Quote the lines below exactly, from the one that holds "Transcribe this image's" through the final line of the records, and only those.

-------

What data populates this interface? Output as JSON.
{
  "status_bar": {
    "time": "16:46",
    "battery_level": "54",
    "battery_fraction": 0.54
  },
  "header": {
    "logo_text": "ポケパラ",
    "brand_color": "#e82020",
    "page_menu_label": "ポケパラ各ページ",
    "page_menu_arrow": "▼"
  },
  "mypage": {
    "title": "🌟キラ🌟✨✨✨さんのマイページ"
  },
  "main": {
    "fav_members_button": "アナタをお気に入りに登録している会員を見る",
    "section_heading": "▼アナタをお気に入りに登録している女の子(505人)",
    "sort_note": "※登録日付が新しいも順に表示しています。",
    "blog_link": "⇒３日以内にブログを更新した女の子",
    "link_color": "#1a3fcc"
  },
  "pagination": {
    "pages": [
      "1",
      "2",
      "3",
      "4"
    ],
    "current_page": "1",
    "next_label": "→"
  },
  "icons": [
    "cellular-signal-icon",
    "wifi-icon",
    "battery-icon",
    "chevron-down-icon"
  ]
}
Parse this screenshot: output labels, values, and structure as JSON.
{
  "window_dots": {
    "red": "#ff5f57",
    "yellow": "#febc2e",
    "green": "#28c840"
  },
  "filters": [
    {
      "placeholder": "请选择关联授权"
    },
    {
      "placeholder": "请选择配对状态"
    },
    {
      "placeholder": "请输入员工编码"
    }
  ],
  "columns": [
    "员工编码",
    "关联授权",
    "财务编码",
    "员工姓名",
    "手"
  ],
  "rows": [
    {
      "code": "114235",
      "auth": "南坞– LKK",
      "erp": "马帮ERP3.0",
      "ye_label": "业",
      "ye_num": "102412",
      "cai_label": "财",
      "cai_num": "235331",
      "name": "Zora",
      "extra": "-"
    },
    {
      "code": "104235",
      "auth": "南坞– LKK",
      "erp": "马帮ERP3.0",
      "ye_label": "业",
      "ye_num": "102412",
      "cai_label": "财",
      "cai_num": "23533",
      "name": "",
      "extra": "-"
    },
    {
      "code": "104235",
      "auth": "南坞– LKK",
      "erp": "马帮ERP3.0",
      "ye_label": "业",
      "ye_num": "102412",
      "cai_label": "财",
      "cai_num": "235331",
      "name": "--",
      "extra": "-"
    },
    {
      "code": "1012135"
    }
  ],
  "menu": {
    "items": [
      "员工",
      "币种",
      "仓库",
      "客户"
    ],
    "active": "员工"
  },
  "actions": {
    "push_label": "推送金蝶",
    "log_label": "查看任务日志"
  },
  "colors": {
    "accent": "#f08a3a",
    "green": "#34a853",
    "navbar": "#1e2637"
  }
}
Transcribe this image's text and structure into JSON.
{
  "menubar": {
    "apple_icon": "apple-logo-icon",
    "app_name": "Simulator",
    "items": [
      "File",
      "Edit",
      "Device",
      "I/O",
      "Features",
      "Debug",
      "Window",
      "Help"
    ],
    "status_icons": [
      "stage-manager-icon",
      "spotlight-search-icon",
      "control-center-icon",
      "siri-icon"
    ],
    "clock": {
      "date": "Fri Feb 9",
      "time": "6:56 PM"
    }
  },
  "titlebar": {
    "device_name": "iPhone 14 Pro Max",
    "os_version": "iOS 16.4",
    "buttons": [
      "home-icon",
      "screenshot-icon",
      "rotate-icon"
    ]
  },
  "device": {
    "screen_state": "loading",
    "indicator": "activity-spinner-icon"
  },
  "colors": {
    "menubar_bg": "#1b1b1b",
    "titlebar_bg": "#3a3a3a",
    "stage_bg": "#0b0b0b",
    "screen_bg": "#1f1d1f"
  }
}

-------

Result of the exercise —
Transcribe this image's text and structure into JSON.
{
  "menubar": {
    "apple_icon": "apple-logo-icon",
    "app_name": "Simulator",
    "items": [
      "File",
      "Edit",
      "Device",
      "I/O",
      "Features",
      "Debug",
      "Window",
      "Help"
    ],
    "status_icons": [
      "stage-manager-icon",
      "spotlight-search-icon",
      "control-center-icon",
      "siri-icon"
    ],
    "clock": {
      "date": "Fri Feb 9",
      "time": "6:56 PM"
    }
  },
  "titlebar": {
    "device_name": "iPhone 14 Pro Max",
    "os_version": "iOS 16.4",
    "buttons": [
      "home-icon",
      "screenshot-icon",
      "rotate-icon"
    ]
  },
  "device": {
    "screen_state": "loading",
    "indicator": "activity-spinner-icon"
  },
  "colors": {
    "menubar_bg": "#1b1b1b",
    "titlebar_bg": "#3a3a3a",
    "stage_bg": "#0b0b0b",
    "screen_bg": "#1f1d1f"
  }
}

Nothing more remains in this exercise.